* Begin Available records *
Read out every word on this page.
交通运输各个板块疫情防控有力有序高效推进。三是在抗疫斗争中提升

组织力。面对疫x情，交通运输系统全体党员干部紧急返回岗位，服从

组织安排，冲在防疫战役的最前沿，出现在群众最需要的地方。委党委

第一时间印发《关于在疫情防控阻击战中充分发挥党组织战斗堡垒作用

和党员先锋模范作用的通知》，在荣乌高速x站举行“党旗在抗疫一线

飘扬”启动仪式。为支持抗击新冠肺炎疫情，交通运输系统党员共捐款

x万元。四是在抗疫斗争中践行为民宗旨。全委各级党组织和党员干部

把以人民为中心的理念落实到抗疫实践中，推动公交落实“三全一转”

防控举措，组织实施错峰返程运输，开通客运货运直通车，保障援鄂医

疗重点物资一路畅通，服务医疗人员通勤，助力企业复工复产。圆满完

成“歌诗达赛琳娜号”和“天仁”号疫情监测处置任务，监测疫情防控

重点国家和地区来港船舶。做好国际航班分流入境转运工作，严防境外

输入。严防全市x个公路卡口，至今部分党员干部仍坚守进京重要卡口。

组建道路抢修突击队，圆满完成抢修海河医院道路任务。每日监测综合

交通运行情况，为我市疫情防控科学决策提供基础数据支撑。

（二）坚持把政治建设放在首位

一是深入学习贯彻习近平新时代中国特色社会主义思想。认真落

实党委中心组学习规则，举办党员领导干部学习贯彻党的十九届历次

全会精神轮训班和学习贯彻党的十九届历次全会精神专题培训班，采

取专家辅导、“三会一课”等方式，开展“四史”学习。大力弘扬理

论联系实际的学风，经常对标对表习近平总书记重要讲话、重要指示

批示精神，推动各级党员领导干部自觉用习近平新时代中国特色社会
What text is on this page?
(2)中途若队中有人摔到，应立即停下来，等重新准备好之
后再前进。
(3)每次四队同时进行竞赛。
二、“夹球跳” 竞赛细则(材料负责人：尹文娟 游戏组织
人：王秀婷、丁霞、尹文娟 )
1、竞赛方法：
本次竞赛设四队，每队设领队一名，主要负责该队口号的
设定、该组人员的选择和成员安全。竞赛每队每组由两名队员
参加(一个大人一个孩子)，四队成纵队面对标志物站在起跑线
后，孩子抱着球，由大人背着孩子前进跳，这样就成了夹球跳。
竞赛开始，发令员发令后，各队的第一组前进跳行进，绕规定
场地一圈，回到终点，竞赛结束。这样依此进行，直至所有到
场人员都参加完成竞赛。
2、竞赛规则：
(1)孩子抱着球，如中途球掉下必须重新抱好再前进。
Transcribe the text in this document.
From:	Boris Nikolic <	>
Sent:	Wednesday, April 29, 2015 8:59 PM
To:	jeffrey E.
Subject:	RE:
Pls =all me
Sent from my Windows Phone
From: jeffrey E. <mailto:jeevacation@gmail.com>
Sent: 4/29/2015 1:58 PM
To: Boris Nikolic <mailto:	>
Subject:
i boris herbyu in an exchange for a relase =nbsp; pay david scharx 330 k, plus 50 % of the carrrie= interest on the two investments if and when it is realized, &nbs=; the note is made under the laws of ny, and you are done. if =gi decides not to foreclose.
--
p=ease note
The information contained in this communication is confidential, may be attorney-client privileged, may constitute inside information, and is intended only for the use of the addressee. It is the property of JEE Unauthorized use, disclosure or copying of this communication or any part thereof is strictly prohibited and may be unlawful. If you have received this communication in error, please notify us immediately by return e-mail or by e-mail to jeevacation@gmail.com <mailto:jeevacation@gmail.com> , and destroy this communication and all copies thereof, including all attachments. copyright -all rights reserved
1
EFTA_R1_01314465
* End Available records *
> Problem
Write out the whole listing again, exactly as it stands.

> The solution
Read out every word on this page.
交通运输各个板块疫情防控有力有序高效推进。三是在抗疫斗争中提升

组织力。面对疫x情，交通运输系统全体党员干部紧急返回岗位，服从

组织安排，冲在防疫战役的最前沿，出现在群众最需要的地方。委党委

第一时间印发《关于在疫情防控阻击战中充分发挥党组织战斗堡垒作用

和党员先锋模范作用的通知》，在荣乌高速x站举行“党旗在抗疫一线

飘扬”启动仪式。为支持抗击新冠肺炎疫情，交通运输系统党员共捐款

x万元。四是在抗疫斗争中践行为民宗旨。全委各级党组织和党员干部

把以人民为中心的理念落实到抗疫实践中，推动公交落实“三全一转”

防控举措，组织实施错峰返程运输，开通客运货运直通车，保障援鄂医

疗重点物资一路畅通，服务医疗人员通勤，助力企业复工复产。圆满完

成“歌诗达赛琳娜号”和“天仁”号疫情监测处置任务，监测疫情防控

重点国家和地区来港船舶。做好国际航班分流入境转运工作，严防境外

输入。严防全市x个公路卡口，至今部分党员干部仍坚守进京重要卡口。

组建道路抢修突击队，圆满完成抢修海河医院道路任务。每日监测综合

交通运行情况，为我市疫情防控科学决策提供基础数据支撑。

（二）坚持把政治建设放在首位

一是深入学习贯彻习近平新时代中国特色社会主义思想。认真落

实党委中心组学习规则，举办党员领导干部学习贯彻党的十九届历次

全会精神轮训班和学习贯彻党的十九届历次全会精神专题培训班，采

取专家辅导、“三会一课”等方式，开展“四史”学习。大力弘扬理

论联系实际的学风，经常对标对表习近平总书记重要讲话、重要指示

批示精神，推动各级党员领导干部自觉用习近平新时代中国特色社会
What text is on this page?
(2)中途若队中有人摔到，应立即停下来，等重新准备好之
后再前进。
(3)每次四队同时进行竞赛。
二、“夹球跳” 竞赛细则(材料负责人：尹文娟 游戏组织
人：王秀婷、丁霞、尹文娟 )
1、竞赛方法：
本次竞赛设四队，每队设领队一名，主要负责该队口号的
设定、该组人员的选择和成员安全。竞赛每队每组由两名队员
参加(一个大人一个孩子)，四队成纵队面对标志物站在起跑线
后，孩子抱着球，由大人背着孩子前进跳，这样就成了夹球跳。
竞赛开始，发令员发令后，各队的第一组前进跳行进，绕规定
场地一圈，回到终点，竞赛结束。这样依此进行，直至所有到
场人员都参加完成竞赛。
2、竞赛规则：
(1)孩子抱着球，如中途球掉下必须重新抱好再前进。
Transcribe the text in this document.
From:	Boris Nikolic <	>
Sent:	Wednesday, April 29, 2015 8:59 PM
To:	jeffrey E.
Subject:	RE:
Pls =all me
Sent from my Windows Phone
From: jeffrey E. <mailto:jeevacation@gmail.com>
Sent: 4/29/2015 1:58 PM
To: Boris Nikolic <mailto:	>
Subject:
i boris herbyu in an exchange for a relase =nbsp; pay david scharx 330 k, plus 50 % of the carrrie= interest on the two investments if and when it is realized, &nbs=; the note is made under the laws of ny, and you are done. if =gi decides not to foreclose.
--
p=ease note
The information contained in this communication is confidential, may be attorney-client privileged, may constitute inside information, and is intended only for the use of the addressee. It is the property of JEE Unauthorized use, disclosure or copying of this communication or any part thereof is strictly prohibited and may be unlawful. If you have received this communication in error, please notify us immediately by return e-mail or by e-mail to jeevacation@gmail.com <mailto:jeevacation@gmail.com> , and destroy this communication and all copies thereof, including all attachments. copyright -all rights reserved
1
EFTA_R1_01314465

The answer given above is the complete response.